──────── Исходный текст
К концу 1850-х  Кундухов  назначается  начальником Военно-Осетинского, а затем также и Чеченского округа Терской области. В 1860 году произведён в генерал-майоры с  назначением  на должность начальника Чеченского  округа  и командующим  войсками там расположенными (одна  пехотная  бригада, пять  линейных батальонов пехоты, один драгунский, четыре казачьих полка кавалерии) . 26 ноября того же года за 25-летнюю службу в офицерских чинах удостоен ордена Святого Георгия IV класса. 
Но на этом блестящая карьера 44 летнего Мусы Кундухова на службе русского военного командования  заканчивается.
Муса Кундухов предлагает руководству (русскому)  проект по переселению (мухаджирству) части осетин-мусульман, чеченцев Малой Чечни и карабулаков в Османскую империю, и, неожиданно для многих, возглавляет его. В начале марта 1865 года с пятитысячной партией горцев Кундухов направляется сухопутным путём через Военно-грузинскую дорогу и Грузию в направлении к Карсу, к которому прибывает 22 июня. Вместе с ним в Турцию направляются сыновья Асламбек и Бекирбей (будущий министр иностранных дел Турции), братья Афако и Казбулат. Кундухов принимает турецкое подданство, получает титул паши, должность дивизионного генерала.
────────────────
──────── Строки данных
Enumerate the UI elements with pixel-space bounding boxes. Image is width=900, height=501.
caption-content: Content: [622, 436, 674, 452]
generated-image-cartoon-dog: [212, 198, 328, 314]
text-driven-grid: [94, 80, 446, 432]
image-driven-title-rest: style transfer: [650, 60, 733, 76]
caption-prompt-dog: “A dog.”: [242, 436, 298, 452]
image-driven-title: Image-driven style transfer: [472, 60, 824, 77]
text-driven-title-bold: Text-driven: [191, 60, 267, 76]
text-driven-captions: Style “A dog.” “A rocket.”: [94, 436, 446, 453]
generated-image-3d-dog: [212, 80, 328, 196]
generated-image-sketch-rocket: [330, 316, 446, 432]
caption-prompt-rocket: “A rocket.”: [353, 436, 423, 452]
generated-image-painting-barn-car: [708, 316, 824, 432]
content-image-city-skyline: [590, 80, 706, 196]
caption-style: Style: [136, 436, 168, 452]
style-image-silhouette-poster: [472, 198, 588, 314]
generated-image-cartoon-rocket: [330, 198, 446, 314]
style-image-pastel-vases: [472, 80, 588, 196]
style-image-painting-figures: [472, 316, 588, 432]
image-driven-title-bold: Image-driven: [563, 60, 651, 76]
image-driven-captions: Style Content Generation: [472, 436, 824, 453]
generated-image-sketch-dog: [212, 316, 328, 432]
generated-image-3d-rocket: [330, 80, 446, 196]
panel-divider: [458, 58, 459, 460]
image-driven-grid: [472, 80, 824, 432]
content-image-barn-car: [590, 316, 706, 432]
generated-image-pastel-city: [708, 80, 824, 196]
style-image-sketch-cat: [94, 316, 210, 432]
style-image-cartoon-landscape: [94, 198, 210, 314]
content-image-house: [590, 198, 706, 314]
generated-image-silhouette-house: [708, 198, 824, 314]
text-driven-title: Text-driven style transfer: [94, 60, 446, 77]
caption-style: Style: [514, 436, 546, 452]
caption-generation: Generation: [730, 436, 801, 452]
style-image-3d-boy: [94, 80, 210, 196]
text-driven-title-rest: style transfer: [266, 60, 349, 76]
────────────────
## Задания
- A) Согласуются ли с текстом о Мусе Кундухове следующие утверждения: (i) в 1860 году Кундухов был произведён в генерал-майоры; (ii) партия горцев отправилась к Карсу морским путём; (iii) орден Святого Георгия IV класса Кундухов получил за 20-летнюю службу в офицерских чинах? На каждое ответьте «да» или «нет» и приведите решающие слова текста дословно.
- B) Подхватите текст о Мусе Кундухове и продолжите повествование, начав сразу после его последнего предложения.

## Ответы
- A)
(i) Да: «В 1860 году произведён в генерал-майоры».
(ii) Нет: «направляется сухопутным путём через Военно-грузинскую дорогу и Грузию в направлении к Карсу».
(iii) Нет: «за 25-летнюю службу в офицерских чинах удостоен ордена Святого Георгия IV класса».

- B)
В некоторых современных исторических исследованиях неожиданное решение Мусы Кундухова трактуется следующим образом: «…Еще до получения в Тбилиси повеления по чеченскому вопросу князь Михаил Николаевич поручил генерал-майору Кундухову, бывшему в 1864 году в Стамбуле, вступить в переговоры с турецким правительством относительно того, каким образом могла бы быть осуществлена идея о переселении в Турцию части чеченского и ингушского народов. По возвращении из Стамбула Кундухов объявил, что турецкое правительство согласно принять 5 тысяч чеченских семейств и предполагает расселить их на пространстве от Саганлугского хребта, через Топрак-Кале, до озера Ван. Размещение враждебного России населения на территории, примыкавшей к границам империи, вызвало недовольство русского правительства, а потому послу в Стамбуле было поручено договориться о поселении мигрантов в более далеких областях. После долгих переговоров министр иностранных дел Турции Али-паша согласился на поселение чеченцев в Алеппо. Относительно маршрута переселения было решено, что он будет производиться сухопутным путём, через Ахалцихе, и притом не всем скопом, а небольшими партиями.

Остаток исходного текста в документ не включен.